— START OF Information given —

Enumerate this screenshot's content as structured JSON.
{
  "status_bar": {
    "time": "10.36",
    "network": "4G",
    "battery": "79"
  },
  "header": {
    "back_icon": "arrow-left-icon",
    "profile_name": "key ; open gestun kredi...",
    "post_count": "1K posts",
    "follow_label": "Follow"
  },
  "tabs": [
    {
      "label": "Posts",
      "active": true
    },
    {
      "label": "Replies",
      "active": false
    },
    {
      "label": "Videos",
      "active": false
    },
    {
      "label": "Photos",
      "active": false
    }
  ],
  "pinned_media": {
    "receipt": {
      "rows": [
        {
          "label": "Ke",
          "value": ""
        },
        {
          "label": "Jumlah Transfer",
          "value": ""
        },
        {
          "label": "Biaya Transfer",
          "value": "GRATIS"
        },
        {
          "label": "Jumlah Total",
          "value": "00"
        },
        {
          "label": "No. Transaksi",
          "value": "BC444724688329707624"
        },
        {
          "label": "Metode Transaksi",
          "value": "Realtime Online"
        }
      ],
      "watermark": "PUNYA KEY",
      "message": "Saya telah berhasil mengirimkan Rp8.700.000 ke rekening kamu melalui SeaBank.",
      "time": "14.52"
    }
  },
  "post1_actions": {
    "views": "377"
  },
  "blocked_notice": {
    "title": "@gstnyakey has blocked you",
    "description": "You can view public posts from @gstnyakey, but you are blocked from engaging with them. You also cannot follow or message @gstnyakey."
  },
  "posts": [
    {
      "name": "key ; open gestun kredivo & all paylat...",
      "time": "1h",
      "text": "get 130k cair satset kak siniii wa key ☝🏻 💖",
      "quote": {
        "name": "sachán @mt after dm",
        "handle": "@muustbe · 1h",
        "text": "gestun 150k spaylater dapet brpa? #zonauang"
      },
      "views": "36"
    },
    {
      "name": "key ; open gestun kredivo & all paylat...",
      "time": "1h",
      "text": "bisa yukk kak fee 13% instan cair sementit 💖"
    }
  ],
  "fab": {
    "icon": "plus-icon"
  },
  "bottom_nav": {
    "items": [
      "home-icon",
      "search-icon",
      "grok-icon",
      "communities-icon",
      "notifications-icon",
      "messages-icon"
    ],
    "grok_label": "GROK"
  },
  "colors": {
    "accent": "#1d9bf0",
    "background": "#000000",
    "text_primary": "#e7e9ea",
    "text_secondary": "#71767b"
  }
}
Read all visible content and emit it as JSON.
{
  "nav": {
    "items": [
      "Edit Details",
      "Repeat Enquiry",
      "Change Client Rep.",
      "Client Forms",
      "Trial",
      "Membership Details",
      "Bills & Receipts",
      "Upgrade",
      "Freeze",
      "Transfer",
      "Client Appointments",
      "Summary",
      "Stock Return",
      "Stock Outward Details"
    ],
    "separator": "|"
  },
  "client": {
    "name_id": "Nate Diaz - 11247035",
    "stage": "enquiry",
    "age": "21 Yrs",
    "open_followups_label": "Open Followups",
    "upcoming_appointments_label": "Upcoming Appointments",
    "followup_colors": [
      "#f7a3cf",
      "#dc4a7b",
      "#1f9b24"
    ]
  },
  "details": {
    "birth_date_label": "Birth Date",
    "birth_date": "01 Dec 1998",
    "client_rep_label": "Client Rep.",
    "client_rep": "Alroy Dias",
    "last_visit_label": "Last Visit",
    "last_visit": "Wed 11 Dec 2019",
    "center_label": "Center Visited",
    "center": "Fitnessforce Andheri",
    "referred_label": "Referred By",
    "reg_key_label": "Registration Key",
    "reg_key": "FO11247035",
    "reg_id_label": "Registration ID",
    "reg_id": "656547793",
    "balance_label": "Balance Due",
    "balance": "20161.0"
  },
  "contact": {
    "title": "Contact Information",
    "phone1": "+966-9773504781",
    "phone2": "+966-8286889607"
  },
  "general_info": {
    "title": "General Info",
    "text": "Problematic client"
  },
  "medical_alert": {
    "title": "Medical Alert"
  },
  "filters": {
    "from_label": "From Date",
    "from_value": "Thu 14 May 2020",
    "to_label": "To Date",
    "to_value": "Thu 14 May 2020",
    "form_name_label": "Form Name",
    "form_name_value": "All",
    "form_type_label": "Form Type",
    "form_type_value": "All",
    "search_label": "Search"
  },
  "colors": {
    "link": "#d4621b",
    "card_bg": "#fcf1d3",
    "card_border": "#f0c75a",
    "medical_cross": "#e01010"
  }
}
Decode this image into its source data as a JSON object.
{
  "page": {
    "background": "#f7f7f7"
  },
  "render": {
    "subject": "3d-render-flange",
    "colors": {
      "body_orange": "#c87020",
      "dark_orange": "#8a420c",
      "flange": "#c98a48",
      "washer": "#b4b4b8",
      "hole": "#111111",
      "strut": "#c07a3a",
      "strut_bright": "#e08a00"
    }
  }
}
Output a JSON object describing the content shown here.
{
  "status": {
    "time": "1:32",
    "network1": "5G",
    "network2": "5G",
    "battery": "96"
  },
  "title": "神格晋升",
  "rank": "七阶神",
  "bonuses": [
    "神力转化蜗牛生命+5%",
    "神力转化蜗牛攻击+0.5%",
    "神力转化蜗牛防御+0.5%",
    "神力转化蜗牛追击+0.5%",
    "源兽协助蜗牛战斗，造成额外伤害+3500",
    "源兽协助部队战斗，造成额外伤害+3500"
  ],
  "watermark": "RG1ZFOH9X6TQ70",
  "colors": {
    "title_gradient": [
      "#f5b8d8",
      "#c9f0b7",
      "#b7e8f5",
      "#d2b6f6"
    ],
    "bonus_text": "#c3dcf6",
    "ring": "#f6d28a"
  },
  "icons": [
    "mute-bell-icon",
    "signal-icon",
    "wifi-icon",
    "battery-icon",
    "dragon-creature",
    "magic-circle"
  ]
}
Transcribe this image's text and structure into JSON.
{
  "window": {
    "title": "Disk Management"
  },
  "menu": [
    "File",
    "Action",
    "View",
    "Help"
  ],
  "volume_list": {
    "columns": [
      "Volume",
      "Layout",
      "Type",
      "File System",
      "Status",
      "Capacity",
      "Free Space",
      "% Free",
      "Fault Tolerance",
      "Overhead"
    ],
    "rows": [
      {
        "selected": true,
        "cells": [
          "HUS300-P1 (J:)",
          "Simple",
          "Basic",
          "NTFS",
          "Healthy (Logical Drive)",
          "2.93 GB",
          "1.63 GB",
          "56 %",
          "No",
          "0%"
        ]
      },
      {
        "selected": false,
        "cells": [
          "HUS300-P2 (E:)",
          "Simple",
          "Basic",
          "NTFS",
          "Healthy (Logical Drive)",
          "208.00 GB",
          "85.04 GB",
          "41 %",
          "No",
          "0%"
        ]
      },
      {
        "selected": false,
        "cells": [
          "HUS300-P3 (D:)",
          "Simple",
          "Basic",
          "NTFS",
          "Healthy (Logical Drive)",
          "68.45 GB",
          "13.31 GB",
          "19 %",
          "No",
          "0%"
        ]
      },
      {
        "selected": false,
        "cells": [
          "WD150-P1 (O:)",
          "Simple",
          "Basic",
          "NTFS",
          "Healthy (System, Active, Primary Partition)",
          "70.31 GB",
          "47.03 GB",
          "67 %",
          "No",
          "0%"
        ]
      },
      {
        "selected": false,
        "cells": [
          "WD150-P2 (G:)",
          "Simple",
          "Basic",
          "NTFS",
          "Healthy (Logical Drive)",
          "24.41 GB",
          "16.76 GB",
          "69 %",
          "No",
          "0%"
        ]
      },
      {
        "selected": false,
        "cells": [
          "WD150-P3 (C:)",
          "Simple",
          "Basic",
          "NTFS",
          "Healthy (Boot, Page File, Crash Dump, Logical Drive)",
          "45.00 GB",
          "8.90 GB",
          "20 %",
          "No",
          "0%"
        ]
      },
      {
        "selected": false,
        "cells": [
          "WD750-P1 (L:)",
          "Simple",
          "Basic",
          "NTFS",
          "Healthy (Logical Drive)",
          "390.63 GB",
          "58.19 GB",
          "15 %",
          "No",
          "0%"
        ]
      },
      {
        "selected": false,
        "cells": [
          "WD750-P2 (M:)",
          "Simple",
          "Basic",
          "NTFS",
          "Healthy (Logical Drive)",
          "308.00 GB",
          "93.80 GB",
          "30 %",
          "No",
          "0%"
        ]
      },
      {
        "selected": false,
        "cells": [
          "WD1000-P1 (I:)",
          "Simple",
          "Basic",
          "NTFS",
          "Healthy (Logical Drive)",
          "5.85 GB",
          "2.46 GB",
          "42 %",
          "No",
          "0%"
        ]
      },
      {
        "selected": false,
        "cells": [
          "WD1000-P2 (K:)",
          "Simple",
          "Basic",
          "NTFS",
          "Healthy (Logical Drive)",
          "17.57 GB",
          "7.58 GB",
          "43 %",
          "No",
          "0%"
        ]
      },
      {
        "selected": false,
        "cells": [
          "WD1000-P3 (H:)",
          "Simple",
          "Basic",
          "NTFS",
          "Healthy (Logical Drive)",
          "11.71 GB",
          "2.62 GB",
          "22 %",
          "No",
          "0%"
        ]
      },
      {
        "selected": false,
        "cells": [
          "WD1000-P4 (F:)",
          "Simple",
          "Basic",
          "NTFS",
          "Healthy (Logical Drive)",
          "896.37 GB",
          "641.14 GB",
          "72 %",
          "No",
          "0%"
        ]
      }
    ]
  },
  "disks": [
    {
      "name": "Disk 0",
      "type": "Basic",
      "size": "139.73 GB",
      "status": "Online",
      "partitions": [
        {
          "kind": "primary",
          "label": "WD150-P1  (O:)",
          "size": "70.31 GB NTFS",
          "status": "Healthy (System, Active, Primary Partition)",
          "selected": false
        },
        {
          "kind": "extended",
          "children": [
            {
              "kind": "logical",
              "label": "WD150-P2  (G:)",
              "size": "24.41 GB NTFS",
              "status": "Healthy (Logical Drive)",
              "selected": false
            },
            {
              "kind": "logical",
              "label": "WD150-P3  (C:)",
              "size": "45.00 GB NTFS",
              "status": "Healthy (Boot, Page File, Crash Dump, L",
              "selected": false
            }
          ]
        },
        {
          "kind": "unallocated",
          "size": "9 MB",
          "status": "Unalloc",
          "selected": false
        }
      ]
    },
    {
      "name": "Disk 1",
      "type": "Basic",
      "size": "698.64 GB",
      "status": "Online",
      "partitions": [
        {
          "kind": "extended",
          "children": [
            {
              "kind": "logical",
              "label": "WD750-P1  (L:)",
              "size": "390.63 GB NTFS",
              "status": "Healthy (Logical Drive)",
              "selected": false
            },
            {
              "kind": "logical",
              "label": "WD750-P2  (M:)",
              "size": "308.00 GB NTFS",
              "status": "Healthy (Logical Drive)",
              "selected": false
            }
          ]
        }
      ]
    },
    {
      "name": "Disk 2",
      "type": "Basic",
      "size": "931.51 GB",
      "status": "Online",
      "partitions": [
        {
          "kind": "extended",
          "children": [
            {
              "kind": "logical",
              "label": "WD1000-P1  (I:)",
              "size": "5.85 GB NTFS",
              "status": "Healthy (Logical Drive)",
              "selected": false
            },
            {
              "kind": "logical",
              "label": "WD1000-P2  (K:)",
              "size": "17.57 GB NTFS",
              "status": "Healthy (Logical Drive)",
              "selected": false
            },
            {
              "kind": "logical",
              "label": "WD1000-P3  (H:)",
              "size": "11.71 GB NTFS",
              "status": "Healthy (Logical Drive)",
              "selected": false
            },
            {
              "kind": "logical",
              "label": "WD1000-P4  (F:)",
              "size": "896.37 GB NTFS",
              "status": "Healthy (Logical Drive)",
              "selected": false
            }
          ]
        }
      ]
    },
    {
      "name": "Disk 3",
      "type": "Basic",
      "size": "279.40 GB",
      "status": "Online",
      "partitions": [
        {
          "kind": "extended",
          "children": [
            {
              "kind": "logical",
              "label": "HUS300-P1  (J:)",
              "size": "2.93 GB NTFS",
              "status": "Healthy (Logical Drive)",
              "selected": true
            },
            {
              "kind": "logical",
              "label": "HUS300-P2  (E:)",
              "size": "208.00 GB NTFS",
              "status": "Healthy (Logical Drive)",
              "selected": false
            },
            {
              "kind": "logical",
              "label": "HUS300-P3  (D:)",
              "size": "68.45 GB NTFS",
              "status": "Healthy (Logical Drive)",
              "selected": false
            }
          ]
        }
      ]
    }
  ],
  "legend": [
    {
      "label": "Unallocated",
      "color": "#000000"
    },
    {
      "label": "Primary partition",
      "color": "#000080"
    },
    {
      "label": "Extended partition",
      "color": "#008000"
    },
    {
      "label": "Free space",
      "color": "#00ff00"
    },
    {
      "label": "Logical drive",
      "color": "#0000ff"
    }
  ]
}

— END OF Information given —

[Instruction] Filter for "into". Return all lines that hold it.

[The solution]
Decode this image into its source data as a JSON object.
Transcribe this image's text and structure into JSON.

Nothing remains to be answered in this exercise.